【代码阅读】WarpGAN: Automatic Caricature Generation

程序员文章站 2024-03-20 23:15:10

...

代码链接

参考书籍：《Tensorflow 实战Google深度学习框架》

我觉得看一下第三章可以更清晰的了解tensorflow是怎么建立，训练一个神经网络的。

1. train.py

这份文件定义了主函数

def main(args):

初始化：

# Initalization for running
    if config.save_model:
        log_dir = utils.create_log_dir(config, config_file)
        summary_writer = tf.summary.FileWriter(log_dir, network.graph)
    if config.restore_model:
        network.restore_model(config.restore_model, config.restore_scopes)

    proc_func = lambda images: preprocess(images, config, True)
    trainset.start_batch_queue(config.batch_size, proc_func=proc_func)

这里的config参数设置都来自于文件 WarpGAN\config\default.py

数据集读取初始化等操作来自于文件 WarpGAN\utils\dataset.py

主循环：

# Main Loop
    print('\nStart Training\nname: {}\n# epochs: {}\nepoch_size: {}\nbatch_size: {}\n'.format(
            config.name, config.num_epochs, config.epoch_size, config.batch_size))
    global_step = 0
    start_time = time.time()
    for epoch in range(config.num_epochs):

        if epoch == 0: test(network, config, log_dir, global_step)

        # Training
        for step in range(config.epoch_size):
            # Prepare input
            learning_rate = utils.get_updated_learning_rate(global_step, config)
            batch = trainset.pop_batch_queue()

            wl, sm, global_step = network.train(batch['images'], batch['labels'], batch['is_photo'], learning_rate, config.keep_prob)

            wl['lr'] = learning_rate

            # Display
            if step % config.summary_interval == 0:
                duration = time.time() - start_time
                start_time = time.time()
                utils.display_info(epoch, step, duration, wl)
                if config.save_model:
                    summary_writer.add_summary(sm, global_step=global_step)

书面任务
列出上面阅读材料的代码中所有以 utils. 开头调用的函数。

原文摘录
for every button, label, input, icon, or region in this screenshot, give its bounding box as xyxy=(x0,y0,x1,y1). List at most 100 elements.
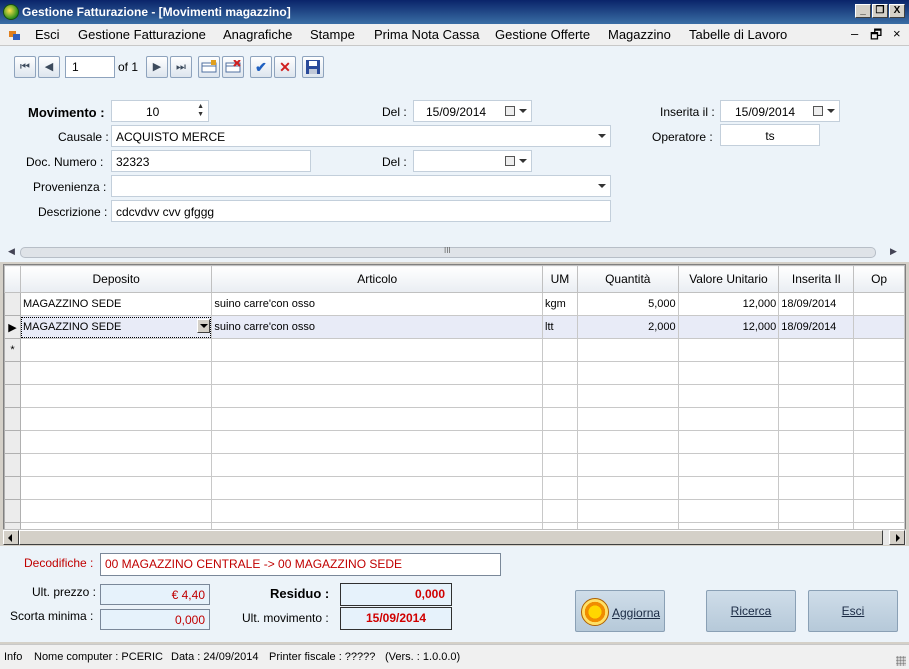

练习答案
utils.create_log_dir、utils.get_updated_learning_rate、utils.display_info